THE REQUEST | Starting with the line that contains "Transcribe this image's", set down each line through the end of the entries below, exactly and with nothing added.

══ PROVIDED RECORDS ══

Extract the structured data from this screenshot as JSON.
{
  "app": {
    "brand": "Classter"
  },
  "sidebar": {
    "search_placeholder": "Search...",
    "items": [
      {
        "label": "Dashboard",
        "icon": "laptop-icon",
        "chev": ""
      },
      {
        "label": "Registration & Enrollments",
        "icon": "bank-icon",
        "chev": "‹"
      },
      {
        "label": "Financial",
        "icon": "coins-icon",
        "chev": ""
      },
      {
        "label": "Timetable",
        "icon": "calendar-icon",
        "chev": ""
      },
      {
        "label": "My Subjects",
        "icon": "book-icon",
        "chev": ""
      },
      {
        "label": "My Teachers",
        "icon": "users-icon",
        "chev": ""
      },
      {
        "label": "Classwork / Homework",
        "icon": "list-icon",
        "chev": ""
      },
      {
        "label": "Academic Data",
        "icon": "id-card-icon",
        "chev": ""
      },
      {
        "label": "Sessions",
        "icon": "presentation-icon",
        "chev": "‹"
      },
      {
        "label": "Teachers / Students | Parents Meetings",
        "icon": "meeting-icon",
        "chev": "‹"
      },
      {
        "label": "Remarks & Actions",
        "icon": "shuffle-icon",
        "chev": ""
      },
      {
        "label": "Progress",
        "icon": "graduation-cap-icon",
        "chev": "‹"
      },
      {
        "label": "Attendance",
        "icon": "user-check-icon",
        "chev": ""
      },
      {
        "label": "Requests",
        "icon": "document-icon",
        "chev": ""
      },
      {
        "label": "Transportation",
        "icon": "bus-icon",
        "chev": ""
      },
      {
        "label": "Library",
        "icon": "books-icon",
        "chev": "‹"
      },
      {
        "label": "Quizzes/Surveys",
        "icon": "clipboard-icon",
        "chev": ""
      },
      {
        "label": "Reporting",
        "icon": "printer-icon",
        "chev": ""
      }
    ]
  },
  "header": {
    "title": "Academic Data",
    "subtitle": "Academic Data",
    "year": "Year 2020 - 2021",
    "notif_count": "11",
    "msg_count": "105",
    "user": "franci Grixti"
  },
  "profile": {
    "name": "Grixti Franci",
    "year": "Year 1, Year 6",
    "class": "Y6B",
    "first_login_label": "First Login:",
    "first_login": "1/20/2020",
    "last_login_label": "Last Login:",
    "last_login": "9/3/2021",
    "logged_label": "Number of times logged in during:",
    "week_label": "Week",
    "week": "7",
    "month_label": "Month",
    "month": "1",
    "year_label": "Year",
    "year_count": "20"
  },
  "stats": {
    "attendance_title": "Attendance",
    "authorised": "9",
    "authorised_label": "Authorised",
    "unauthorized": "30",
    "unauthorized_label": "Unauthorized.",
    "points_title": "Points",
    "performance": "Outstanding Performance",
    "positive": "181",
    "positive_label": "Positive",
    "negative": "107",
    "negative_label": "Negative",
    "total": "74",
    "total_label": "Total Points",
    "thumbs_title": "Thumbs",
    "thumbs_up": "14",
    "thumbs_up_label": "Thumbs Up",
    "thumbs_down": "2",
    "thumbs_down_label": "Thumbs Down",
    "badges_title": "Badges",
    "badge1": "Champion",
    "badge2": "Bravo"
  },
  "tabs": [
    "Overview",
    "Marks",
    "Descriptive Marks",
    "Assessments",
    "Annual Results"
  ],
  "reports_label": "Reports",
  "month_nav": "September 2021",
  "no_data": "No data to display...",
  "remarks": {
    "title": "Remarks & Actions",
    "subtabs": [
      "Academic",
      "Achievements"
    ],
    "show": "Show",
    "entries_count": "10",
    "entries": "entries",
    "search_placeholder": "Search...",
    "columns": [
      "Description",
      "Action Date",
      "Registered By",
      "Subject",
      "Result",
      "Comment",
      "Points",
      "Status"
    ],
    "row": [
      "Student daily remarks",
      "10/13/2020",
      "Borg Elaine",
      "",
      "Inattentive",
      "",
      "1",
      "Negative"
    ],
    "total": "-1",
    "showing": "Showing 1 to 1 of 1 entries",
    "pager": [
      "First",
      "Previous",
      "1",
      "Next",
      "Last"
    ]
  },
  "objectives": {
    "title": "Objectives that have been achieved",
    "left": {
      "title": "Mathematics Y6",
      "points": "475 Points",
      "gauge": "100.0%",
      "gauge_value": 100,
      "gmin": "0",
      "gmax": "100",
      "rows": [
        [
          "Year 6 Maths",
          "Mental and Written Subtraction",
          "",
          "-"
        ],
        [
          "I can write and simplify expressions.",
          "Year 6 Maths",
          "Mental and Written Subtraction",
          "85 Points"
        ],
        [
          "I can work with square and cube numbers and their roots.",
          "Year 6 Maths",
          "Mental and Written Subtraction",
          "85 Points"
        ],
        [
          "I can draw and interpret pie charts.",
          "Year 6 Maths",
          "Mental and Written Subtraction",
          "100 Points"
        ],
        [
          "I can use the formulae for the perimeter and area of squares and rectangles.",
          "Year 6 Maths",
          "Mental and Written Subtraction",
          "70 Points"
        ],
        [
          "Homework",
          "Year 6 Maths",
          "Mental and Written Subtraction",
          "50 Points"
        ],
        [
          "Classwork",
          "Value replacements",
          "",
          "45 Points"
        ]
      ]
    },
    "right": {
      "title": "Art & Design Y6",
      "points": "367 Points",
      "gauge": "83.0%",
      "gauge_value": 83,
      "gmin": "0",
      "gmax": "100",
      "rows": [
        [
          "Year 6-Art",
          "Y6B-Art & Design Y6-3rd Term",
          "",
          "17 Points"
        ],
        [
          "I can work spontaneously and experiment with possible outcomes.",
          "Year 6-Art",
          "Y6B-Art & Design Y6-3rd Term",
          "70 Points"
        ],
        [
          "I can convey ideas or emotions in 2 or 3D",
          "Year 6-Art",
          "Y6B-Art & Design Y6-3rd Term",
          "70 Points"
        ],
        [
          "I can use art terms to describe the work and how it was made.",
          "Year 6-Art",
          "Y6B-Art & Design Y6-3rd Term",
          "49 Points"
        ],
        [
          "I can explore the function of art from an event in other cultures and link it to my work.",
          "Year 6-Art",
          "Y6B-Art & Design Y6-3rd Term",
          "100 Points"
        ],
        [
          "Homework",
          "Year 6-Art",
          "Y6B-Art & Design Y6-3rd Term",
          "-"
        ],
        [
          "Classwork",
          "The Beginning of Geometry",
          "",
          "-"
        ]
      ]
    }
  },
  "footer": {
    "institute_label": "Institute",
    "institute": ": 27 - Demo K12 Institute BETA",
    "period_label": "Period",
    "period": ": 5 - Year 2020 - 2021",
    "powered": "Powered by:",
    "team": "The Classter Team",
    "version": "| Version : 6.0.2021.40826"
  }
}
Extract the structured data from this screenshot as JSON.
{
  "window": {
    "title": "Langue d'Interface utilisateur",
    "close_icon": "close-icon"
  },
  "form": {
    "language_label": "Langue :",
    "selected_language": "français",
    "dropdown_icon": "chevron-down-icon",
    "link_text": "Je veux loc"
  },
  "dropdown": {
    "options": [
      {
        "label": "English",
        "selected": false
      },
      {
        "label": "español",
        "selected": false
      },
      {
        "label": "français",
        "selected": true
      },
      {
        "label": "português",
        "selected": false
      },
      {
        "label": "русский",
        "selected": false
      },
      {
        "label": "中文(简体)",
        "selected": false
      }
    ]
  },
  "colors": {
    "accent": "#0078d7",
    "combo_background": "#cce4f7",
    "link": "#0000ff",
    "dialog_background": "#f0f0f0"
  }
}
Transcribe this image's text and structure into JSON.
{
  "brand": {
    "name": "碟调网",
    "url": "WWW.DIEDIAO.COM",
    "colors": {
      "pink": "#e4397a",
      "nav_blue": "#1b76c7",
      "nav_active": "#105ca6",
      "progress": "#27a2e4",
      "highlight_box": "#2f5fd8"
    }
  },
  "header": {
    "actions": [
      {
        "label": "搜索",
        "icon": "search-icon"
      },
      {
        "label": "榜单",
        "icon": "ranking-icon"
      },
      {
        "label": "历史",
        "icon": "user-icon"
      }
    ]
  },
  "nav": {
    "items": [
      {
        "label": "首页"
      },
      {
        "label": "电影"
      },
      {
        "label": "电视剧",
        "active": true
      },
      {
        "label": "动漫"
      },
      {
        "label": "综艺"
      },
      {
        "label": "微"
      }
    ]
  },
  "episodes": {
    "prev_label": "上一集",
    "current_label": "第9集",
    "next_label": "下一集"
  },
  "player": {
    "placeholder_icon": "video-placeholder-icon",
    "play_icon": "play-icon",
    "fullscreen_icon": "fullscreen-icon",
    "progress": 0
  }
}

═══

COMPLETE RESPONSE |
Transcribe this image's text and structure into JSON.
{
  "brand": {
    "name": "碟调网",
    "url": "WWW.DIEDIAO.COM",
    "colors": {
      "pink": "#e4397a",
      "nav_blue": "#1b76c7",
      "nav_active": "#105ca6",
      "progress": "#27a2e4",
      "highlight_box": "#2f5fd8"
    }
  },
  "header": {
    "actions": [
      {
        "label": "搜索",
        "icon": "search-icon"
      },
      {
        "label": "榜单",
        "icon": "ranking-icon"
      },
      {
        "label": "历史",
        "icon": "user-icon"
      }
    ]
  },
  "nav": {
    "items": [
      {
        "label": "首页"
      },
      {
        "label": "电影"
      },
      {
        "label": "电视剧",
        "active": true
      },
      {
        "label": "动漫"
      },
      {
        "label": "综艺"
      },
      {
        "label": "微"
      }
    ]
  },
  "episodes": {
    "prev_label": "上一集",
    "current_label": "第9集",
    "next_label": "下一集"
  },
  "player": {
    "placeholder_icon": "video-placeholder-icon",
    "play_icon": "play-icon",
    "fullscreen_icon": "fullscreen-icon",
    "progress": 0
  }
}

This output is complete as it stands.